> MATERIAL SHOWN:
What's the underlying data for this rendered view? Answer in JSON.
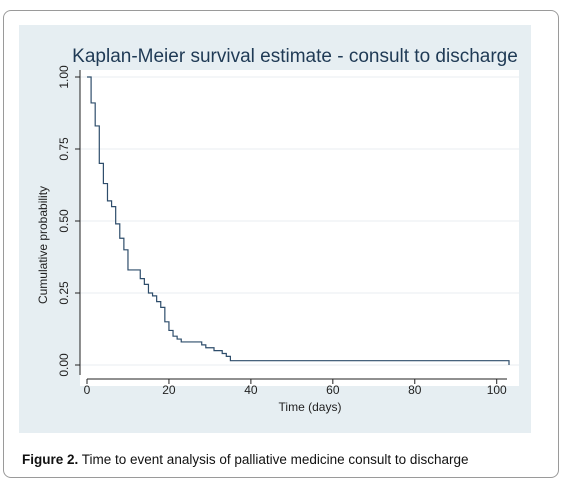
{
  "chart_data": {
    "type": "line",
    "title": "Kaplan-Meier survival estimate - consult to discharge",
    "xlabel": "Time (days)",
    "ylabel": "Cumulative probability",
    "xlim": [
      0,
      103
    ],
    "ylim": [
      0,
      1
    ],
    "x_ticks": [
      "0",
      "20",
      "40",
      "60",
      "80",
      "100"
    ],
    "y_ticks": [
      "0.00",
      "0.25",
      "0.50",
      "0.75",
      "1.00"
    ],
    "grid": true,
    "line_color": "#2e4d6b",
    "series": [
      {
        "step": true,
        "points": [
          {
            "x": 0,
            "y": 1.0
          },
          {
            "x": 1,
            "y": 0.91
          },
          {
            "x": 2,
            "y": 0.83
          },
          {
            "x": 3,
            "y": 0.7
          },
          {
            "x": 4,
            "y": 0.63
          },
          {
            "x": 5,
            "y": 0.57
          },
          {
            "x": 6,
            "y": 0.55
          },
          {
            "x": 7,
            "y": 0.49
          },
          {
            "x": 8,
            "y": 0.44
          },
          {
            "x": 9,
            "y": 0.4
          },
          {
            "x": 10,
            "y": 0.33
          },
          {
            "x": 13,
            "y": 0.3
          },
          {
            "x": 14,
            "y": 0.28
          },
          {
            "x": 15,
            "y": 0.25
          },
          {
            "x": 16,
            "y": 0.24
          },
          {
            "x": 17,
            "y": 0.22
          },
          {
            "x": 18,
            "y": 0.2
          },
          {
            "x": 19,
            "y": 0.15
          },
          {
            "x": 20,
            "y": 0.12
          },
          {
            "x": 21,
            "y": 0.1
          },
          {
            "x": 22,
            "y": 0.09
          },
          {
            "x": 23,
            "y": 0.08
          },
          {
            "x": 28,
            "y": 0.07
          },
          {
            "x": 29,
            "y": 0.06
          },
          {
            "x": 31,
            "y": 0.05
          },
          {
            "x": 33,
            "y": 0.04
          },
          {
            "x": 34,
            "y": 0.03
          },
          {
            "x": 35,
            "y": 0.015
          },
          {
            "x": 102.5,
            "y": 0.015
          },
          {
            "x": 103,
            "y": 0.0
          }
        ]
      }
    ]
  },
  "caption": {
    "label": "Figure 2.",
    "text": " Time to event analysis of palliative medicine consult to discharge"
  }
}
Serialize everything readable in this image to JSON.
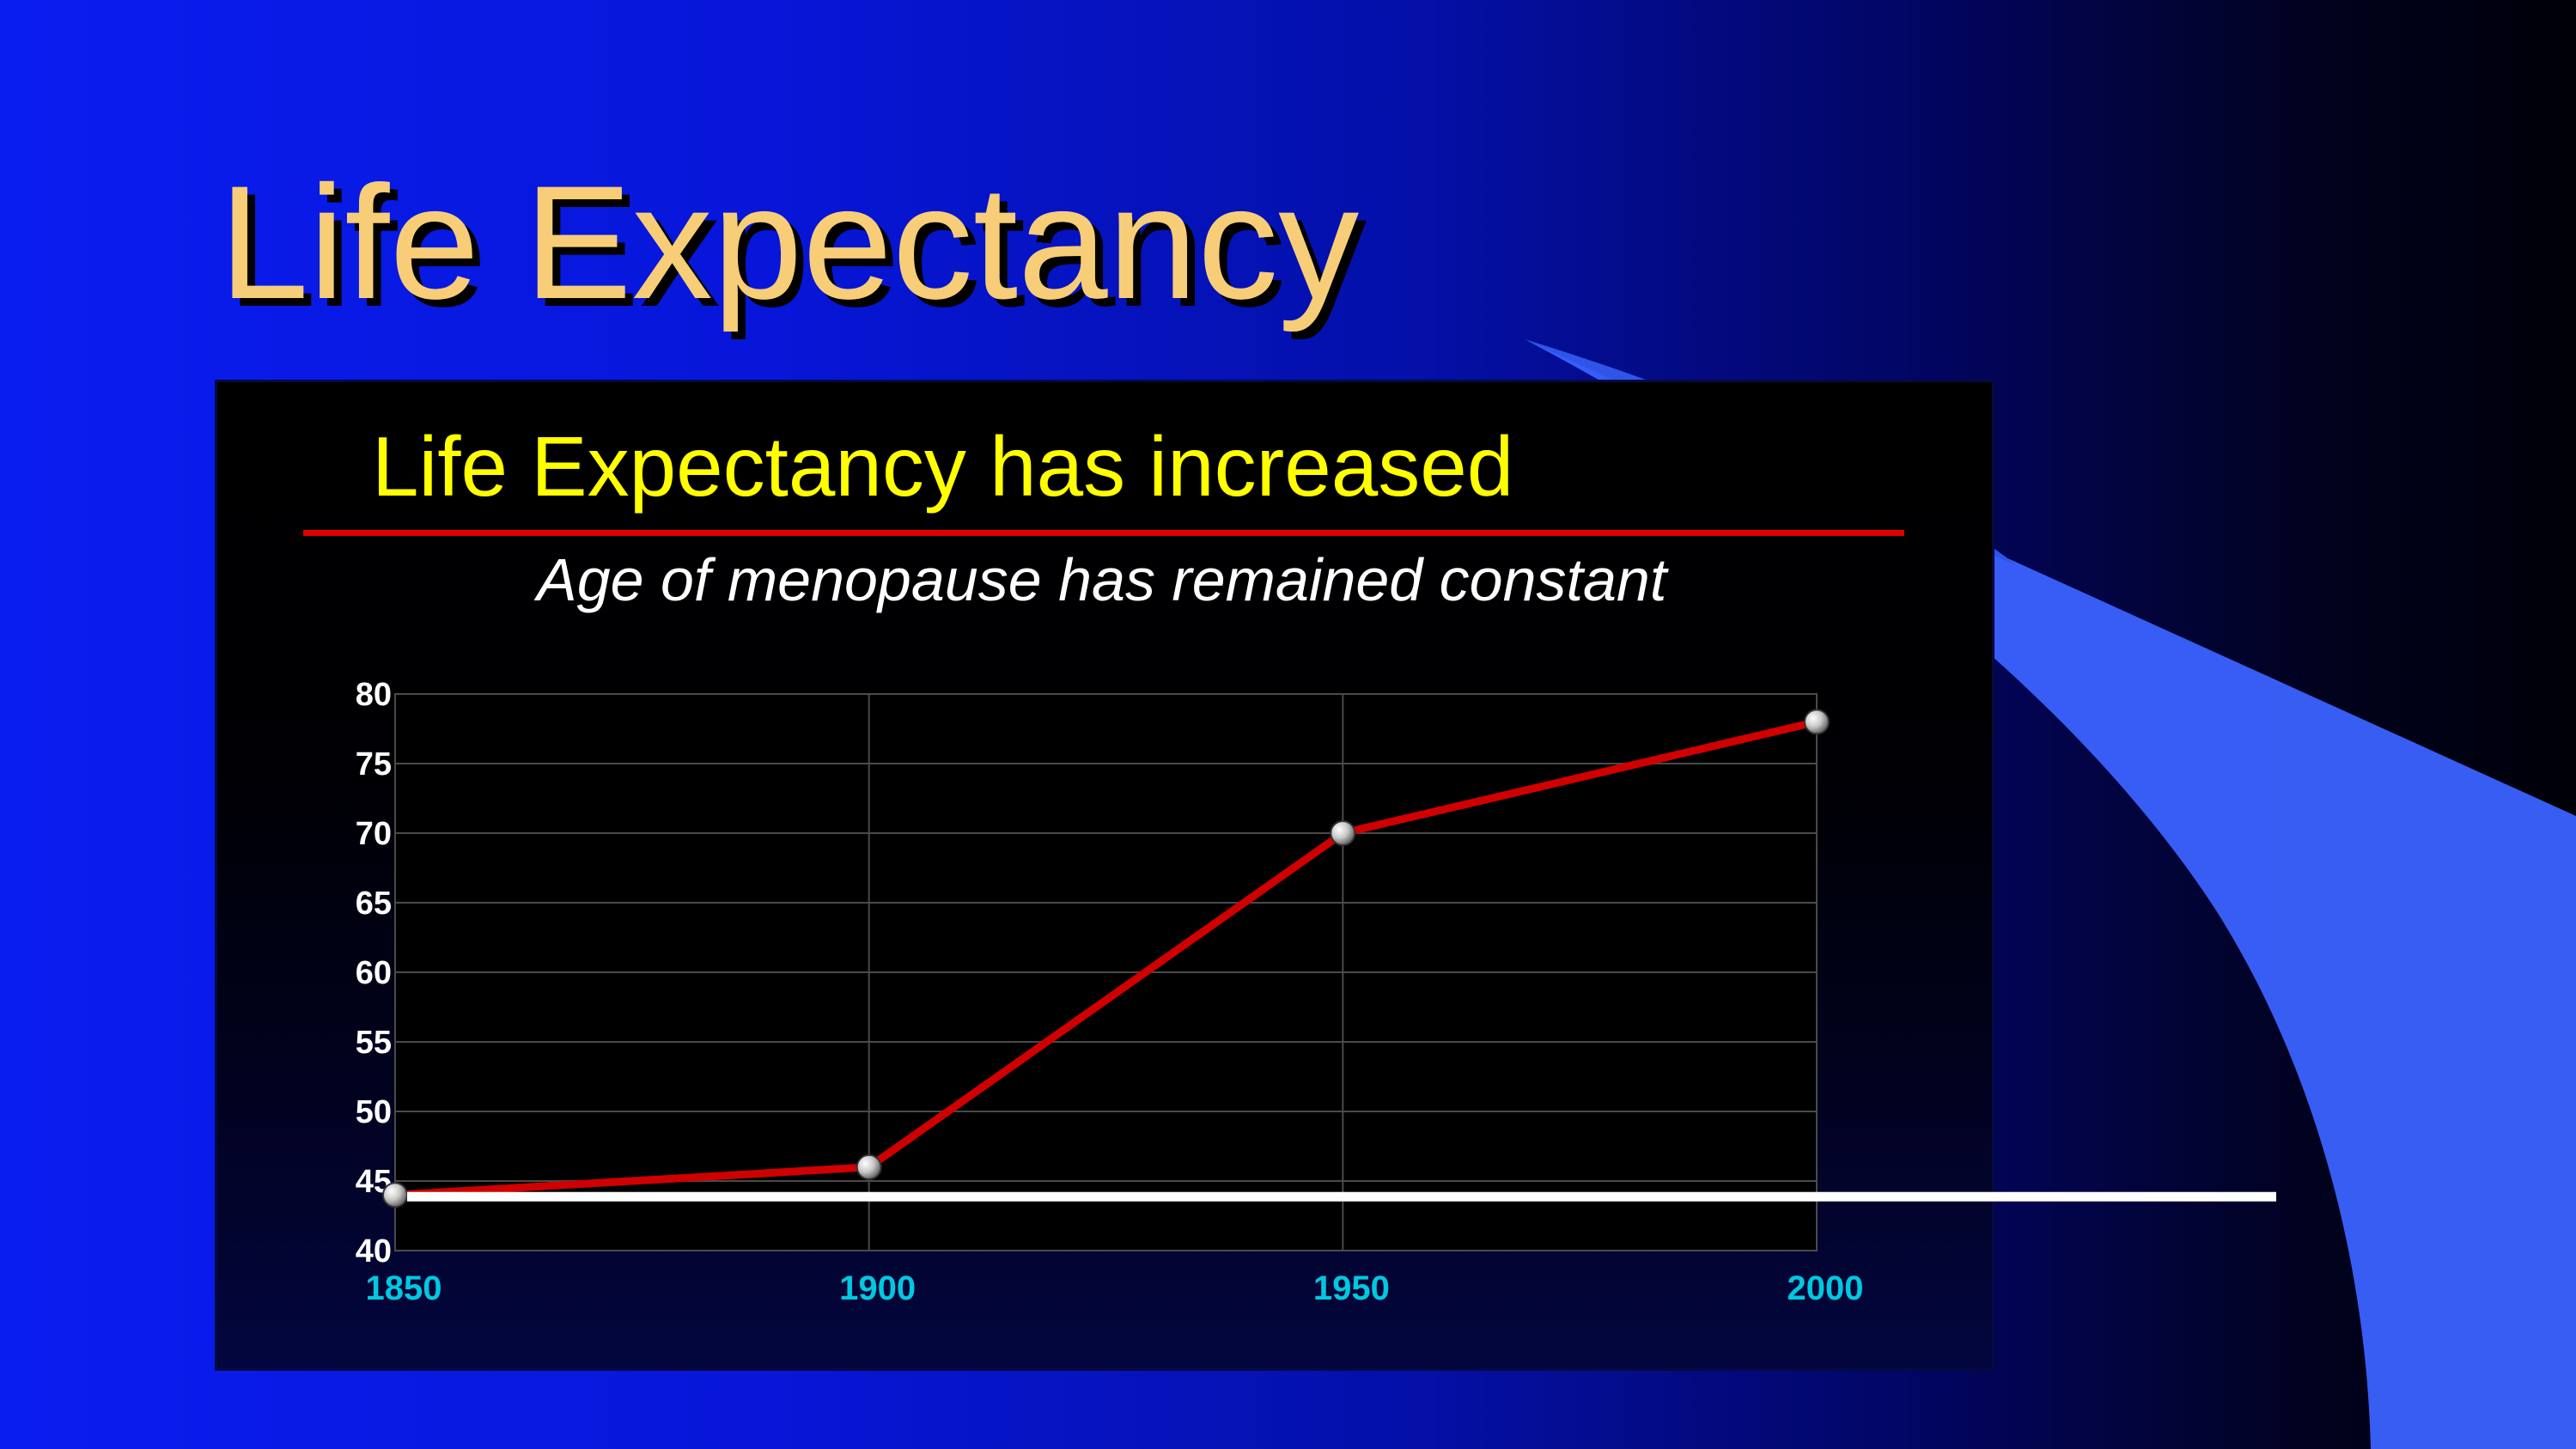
{
  "slide": {
    "title": "Life Expectancy"
  },
  "colors": {
    "slide_title": "#f7cd77",
    "chart_title": "#ffff00",
    "title_rule": "#e00000",
    "series_line": "#d00000",
    "menopause_line": "#ffffff",
    "x_ticks": "#00c8e0",
    "y_ticks": "#ffffff",
    "deco_wedge": "#3a62ff"
  },
  "chart_data": {
    "type": "line",
    "title": "Life Expectancy has increased",
    "subtitle": "Age of menopause has remained constant",
    "xlabel": "",
    "ylabel": "",
    "x": [
      1850,
      1900,
      1950,
      2000
    ],
    "series": [
      {
        "values": [
          44,
          46,
          70,
          78
        ]
      }
    ],
    "reference_lines": [
      {
        "y": 44
      }
    ],
    "xlim": [
      1850,
      2000
    ],
    "ylim": [
      40,
      80
    ],
    "x_ticks": [
      "1850",
      "1900",
      "1950",
      "2000"
    ],
    "y_ticks": [
      "40",
      "45",
      "50",
      "55",
      "60",
      "65",
      "70",
      "75",
      "80"
    ],
    "grid": true,
    "legend": "none"
  }
}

> SHORT EXERCISE:
Using the data above, copy each line that contains "ylabel".

> RESPONSE BELOW:
    "ylabel": "Cumulative probability",
    "ylabel": "",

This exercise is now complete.